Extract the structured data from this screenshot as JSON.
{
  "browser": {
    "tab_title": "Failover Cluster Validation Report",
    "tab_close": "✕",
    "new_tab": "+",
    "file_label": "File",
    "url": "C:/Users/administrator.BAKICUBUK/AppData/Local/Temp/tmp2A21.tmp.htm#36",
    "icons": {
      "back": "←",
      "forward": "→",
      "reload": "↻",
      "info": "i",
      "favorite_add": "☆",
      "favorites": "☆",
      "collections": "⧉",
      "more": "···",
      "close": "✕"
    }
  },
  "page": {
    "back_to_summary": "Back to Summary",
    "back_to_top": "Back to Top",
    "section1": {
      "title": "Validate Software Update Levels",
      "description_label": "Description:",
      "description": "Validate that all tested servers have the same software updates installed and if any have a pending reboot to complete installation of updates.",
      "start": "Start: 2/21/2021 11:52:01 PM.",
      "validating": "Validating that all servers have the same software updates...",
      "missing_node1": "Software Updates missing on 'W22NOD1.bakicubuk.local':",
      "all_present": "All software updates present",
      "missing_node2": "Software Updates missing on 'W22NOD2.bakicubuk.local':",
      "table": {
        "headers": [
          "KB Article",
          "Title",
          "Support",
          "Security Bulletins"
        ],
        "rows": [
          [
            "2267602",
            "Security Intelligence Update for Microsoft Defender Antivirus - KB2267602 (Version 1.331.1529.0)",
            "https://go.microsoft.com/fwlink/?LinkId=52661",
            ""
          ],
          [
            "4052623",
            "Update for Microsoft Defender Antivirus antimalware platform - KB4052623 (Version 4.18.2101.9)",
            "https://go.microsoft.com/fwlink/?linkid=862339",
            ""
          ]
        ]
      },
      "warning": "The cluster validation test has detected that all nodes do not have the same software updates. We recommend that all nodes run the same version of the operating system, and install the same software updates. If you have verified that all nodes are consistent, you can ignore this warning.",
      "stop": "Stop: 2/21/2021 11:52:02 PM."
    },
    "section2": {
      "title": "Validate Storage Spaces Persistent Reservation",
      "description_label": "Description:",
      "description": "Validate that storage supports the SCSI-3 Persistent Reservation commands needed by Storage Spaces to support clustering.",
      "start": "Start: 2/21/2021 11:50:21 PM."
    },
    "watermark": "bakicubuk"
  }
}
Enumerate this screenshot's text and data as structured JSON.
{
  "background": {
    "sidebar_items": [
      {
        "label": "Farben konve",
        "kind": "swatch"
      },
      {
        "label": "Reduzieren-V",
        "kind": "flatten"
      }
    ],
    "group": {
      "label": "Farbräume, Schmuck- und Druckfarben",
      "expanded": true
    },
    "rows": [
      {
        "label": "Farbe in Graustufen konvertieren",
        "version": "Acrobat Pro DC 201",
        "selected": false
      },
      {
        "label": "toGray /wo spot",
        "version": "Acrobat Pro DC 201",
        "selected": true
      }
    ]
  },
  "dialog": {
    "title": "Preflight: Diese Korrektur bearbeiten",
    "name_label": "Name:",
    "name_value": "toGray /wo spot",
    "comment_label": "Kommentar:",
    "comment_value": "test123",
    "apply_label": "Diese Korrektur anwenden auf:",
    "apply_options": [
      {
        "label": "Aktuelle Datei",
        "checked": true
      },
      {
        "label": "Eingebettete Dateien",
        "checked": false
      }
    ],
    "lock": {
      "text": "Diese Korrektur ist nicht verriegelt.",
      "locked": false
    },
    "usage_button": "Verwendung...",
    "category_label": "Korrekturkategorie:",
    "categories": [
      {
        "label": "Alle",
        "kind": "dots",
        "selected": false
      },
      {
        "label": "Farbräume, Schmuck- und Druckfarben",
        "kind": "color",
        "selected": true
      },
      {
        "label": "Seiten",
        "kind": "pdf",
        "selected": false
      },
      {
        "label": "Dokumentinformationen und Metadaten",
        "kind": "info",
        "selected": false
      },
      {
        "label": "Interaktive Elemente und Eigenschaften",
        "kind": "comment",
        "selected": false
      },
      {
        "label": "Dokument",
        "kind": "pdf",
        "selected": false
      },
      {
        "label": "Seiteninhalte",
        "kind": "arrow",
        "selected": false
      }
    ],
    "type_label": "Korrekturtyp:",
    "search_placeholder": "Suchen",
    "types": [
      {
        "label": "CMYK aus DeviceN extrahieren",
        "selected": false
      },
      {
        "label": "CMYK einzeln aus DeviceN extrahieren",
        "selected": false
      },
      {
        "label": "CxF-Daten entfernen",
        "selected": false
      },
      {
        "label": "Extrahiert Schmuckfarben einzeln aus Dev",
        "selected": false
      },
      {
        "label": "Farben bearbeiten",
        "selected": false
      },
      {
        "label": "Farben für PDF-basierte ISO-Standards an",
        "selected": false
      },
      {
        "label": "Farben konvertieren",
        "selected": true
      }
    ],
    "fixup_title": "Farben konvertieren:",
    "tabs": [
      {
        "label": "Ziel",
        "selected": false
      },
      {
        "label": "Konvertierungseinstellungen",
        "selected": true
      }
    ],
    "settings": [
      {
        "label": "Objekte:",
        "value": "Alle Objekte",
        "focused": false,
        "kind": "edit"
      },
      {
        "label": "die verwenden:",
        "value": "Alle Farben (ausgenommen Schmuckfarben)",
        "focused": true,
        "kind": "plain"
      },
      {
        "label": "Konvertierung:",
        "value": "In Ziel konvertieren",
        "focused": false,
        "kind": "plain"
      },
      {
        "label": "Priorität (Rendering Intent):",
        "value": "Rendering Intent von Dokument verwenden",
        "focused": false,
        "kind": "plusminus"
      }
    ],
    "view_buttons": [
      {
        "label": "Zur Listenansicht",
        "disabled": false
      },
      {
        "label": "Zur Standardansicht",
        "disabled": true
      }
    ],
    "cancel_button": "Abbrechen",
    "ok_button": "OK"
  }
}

+ + + +

(Exercise details) Find the lines in the material above that include the string "start", and state how many there are without any other text.

(The answer) 2